:: DATA SECTION ::
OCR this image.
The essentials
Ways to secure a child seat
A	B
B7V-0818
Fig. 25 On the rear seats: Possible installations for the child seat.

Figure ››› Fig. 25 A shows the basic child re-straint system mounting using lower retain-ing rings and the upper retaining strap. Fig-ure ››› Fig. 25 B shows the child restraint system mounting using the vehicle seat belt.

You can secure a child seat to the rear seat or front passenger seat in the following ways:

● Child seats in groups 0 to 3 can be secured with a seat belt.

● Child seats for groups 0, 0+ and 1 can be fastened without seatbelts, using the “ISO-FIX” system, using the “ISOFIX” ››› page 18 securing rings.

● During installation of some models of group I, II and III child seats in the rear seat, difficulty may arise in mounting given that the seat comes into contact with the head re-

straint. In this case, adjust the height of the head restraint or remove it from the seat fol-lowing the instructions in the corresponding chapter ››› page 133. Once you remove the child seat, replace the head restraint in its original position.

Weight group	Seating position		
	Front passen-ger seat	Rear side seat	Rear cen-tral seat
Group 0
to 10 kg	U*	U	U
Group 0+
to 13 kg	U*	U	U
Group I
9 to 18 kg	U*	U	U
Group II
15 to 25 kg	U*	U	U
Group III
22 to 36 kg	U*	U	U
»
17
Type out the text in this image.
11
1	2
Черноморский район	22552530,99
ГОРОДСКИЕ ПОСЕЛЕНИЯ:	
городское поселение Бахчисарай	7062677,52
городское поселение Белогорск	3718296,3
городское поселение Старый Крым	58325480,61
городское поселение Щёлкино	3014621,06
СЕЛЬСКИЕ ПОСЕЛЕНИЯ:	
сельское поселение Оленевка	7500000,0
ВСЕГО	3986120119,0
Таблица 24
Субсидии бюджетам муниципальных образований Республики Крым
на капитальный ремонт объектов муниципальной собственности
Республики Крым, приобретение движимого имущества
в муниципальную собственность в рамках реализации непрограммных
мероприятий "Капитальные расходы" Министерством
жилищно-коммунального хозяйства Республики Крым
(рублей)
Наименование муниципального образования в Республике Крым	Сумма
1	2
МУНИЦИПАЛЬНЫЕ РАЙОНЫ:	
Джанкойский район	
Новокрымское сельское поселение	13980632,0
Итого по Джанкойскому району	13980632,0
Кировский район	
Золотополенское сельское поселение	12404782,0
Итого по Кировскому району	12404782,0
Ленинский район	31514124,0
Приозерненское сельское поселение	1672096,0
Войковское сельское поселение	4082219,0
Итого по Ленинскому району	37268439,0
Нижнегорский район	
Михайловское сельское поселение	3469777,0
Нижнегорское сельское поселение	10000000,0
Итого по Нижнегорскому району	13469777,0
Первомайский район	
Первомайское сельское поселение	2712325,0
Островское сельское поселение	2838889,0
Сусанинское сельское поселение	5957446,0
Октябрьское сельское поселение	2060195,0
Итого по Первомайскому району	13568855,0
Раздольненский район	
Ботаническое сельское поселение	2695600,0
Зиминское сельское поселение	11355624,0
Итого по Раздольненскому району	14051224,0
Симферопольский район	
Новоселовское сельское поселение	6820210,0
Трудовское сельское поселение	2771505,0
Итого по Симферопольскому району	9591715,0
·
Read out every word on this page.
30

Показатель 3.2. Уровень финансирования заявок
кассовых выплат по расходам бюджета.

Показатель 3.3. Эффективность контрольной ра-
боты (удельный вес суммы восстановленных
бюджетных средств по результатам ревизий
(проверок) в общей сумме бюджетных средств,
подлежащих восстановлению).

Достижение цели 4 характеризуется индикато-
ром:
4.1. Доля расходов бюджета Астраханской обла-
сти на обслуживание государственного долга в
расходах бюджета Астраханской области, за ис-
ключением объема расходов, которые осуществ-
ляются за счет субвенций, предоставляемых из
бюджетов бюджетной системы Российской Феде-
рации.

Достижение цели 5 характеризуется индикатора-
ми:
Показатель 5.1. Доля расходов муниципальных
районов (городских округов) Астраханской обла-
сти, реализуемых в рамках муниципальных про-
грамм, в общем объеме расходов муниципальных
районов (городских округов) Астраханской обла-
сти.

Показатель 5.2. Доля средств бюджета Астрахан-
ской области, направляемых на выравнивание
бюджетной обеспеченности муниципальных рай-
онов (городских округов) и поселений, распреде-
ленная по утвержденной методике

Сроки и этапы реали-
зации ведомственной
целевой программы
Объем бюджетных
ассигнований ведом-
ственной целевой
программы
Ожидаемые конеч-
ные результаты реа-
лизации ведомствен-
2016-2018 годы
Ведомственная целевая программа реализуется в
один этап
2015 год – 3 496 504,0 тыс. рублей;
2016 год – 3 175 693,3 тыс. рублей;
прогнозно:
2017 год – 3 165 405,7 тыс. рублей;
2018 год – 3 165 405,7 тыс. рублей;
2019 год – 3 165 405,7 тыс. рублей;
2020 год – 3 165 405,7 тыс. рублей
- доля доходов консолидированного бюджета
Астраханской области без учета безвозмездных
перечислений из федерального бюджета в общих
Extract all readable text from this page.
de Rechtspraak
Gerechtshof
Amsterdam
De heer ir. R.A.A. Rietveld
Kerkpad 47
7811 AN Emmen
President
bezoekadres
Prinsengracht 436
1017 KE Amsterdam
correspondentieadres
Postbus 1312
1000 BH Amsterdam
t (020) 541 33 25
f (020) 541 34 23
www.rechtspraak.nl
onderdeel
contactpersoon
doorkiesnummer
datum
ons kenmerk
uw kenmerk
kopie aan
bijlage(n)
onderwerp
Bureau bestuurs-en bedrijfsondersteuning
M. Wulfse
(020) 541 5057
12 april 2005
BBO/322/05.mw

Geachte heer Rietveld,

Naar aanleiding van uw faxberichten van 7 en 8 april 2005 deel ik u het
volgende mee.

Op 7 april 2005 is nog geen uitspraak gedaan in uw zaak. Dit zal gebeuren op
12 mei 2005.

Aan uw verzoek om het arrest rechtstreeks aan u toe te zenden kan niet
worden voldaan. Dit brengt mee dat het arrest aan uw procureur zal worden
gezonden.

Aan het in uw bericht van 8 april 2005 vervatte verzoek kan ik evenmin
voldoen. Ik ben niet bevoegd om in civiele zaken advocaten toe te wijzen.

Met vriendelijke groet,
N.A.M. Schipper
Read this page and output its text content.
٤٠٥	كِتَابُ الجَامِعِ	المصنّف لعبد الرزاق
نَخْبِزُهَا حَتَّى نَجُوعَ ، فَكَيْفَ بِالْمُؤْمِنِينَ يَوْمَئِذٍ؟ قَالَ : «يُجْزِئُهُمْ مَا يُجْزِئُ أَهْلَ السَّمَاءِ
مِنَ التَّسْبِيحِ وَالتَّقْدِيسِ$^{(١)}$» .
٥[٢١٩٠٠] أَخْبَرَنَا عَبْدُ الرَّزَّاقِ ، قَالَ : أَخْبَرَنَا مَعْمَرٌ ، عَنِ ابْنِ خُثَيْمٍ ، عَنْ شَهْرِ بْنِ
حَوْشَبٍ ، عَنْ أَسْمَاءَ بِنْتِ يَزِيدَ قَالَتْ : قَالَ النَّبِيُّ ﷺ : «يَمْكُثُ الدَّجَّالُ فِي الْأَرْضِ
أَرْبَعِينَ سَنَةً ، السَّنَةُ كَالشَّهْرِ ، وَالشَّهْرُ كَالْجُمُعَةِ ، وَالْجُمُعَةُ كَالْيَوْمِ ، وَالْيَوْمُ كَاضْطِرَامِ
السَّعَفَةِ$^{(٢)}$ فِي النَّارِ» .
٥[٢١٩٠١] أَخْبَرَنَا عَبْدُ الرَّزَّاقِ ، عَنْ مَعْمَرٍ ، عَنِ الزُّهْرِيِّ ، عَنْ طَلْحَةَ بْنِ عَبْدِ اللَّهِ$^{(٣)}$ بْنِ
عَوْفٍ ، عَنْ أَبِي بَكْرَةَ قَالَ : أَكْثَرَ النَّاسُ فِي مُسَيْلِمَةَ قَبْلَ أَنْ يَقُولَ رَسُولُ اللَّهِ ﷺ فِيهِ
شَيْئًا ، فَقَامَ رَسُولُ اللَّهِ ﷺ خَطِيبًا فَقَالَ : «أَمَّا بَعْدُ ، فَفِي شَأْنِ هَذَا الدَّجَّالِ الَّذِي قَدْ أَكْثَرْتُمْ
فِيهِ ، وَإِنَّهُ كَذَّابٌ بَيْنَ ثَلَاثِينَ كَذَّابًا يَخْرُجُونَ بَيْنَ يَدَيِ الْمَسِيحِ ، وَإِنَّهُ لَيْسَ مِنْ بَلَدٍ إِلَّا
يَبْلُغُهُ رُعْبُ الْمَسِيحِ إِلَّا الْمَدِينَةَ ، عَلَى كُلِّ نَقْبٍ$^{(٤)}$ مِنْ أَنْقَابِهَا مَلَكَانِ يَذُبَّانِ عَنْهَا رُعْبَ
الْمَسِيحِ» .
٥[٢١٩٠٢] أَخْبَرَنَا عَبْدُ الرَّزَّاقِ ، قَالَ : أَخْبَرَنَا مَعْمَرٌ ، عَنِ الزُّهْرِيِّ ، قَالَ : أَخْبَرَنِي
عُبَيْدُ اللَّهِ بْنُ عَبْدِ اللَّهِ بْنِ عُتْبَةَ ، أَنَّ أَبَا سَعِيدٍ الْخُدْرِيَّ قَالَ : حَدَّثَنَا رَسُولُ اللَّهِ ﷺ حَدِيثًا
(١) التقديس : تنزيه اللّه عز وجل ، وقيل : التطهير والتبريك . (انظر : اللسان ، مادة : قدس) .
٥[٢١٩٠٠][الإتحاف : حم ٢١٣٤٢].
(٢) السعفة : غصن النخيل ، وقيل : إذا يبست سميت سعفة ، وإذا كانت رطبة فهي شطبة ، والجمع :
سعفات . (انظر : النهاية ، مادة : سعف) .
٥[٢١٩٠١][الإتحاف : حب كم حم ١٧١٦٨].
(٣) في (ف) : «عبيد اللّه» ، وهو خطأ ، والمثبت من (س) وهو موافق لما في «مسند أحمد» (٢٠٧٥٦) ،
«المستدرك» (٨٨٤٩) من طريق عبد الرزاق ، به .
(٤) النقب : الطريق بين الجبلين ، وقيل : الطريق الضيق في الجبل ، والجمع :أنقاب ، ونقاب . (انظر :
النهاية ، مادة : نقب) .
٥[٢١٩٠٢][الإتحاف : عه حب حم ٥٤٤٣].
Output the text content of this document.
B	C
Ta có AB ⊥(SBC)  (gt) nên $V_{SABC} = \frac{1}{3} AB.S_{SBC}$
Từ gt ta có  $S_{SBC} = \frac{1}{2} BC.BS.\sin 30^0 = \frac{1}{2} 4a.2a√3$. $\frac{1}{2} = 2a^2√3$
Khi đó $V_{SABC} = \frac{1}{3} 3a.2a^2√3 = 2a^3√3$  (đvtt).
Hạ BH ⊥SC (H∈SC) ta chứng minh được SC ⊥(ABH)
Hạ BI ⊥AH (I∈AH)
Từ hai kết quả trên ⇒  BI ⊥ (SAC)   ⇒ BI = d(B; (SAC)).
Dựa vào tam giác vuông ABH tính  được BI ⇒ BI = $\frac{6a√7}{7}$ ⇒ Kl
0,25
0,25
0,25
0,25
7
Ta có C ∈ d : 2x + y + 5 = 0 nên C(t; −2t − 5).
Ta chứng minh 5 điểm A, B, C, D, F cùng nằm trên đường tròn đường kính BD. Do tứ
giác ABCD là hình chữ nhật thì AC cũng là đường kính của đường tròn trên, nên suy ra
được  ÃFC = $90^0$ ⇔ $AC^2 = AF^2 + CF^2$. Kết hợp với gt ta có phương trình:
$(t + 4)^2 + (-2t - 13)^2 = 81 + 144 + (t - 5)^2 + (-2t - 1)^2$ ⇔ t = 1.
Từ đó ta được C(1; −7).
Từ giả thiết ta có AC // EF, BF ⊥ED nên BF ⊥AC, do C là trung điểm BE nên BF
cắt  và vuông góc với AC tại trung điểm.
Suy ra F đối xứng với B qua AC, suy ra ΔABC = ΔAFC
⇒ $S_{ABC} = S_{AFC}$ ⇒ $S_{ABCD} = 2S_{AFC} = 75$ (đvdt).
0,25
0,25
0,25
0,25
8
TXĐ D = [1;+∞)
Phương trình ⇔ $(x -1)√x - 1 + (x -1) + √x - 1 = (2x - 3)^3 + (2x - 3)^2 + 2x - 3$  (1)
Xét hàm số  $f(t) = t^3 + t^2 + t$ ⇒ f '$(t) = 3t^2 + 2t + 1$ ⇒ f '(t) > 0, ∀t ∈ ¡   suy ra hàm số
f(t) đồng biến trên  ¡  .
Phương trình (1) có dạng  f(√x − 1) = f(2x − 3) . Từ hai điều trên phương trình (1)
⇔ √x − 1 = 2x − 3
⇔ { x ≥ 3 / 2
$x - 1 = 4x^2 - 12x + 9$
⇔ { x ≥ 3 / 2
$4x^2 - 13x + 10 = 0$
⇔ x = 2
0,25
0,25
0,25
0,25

:: PROBLEM REQUIREMENTS ::
Give only the count of lines in this material that contain the string "april".

:: WRITTEN ANSWER ::
4